— What to do —
Copy out the lines that include the word "prin".

— Listing —

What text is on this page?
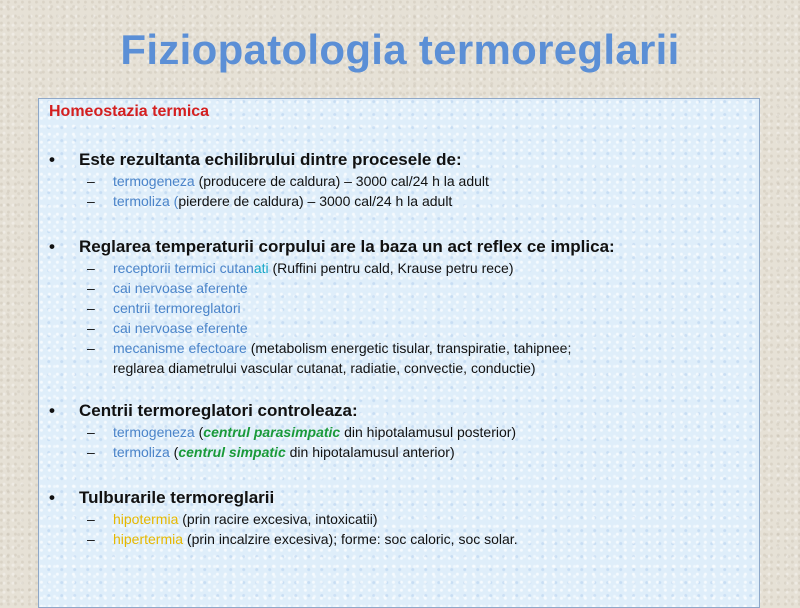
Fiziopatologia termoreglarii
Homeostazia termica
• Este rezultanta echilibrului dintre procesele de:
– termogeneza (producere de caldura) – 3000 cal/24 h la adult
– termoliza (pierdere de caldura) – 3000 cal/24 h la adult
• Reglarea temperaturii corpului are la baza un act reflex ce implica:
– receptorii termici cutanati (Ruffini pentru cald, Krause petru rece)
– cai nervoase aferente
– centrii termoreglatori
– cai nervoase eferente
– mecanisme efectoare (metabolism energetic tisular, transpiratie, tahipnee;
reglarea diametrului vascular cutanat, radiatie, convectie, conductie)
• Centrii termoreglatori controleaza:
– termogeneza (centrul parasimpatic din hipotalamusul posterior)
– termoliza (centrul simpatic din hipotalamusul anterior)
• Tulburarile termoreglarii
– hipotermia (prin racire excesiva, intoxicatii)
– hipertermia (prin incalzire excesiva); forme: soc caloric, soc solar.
==
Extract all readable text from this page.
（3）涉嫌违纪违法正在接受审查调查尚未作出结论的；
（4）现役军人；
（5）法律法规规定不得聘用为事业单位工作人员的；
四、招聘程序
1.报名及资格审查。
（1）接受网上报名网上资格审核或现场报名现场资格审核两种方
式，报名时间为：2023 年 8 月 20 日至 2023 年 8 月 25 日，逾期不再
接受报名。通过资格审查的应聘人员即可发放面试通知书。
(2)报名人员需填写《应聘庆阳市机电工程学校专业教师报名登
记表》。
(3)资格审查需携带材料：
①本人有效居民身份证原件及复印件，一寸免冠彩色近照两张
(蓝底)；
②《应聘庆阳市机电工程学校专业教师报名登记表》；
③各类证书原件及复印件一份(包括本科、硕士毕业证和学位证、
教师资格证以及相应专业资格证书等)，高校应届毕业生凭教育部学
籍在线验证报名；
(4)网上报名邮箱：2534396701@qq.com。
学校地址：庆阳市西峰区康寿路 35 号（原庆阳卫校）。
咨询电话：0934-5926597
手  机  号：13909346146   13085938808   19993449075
...
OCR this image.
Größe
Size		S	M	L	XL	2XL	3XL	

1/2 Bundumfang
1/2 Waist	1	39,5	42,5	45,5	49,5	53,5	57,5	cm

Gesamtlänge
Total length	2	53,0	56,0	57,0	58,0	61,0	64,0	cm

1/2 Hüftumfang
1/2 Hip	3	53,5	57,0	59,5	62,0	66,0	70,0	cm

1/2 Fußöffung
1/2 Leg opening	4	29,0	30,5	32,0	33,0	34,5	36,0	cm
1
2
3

— Task result —
– hipotermia (prin racire excesiva, intoxicatii)
– hipertermia (prin incalzire excesiva); forme: soc caloric, soc solar.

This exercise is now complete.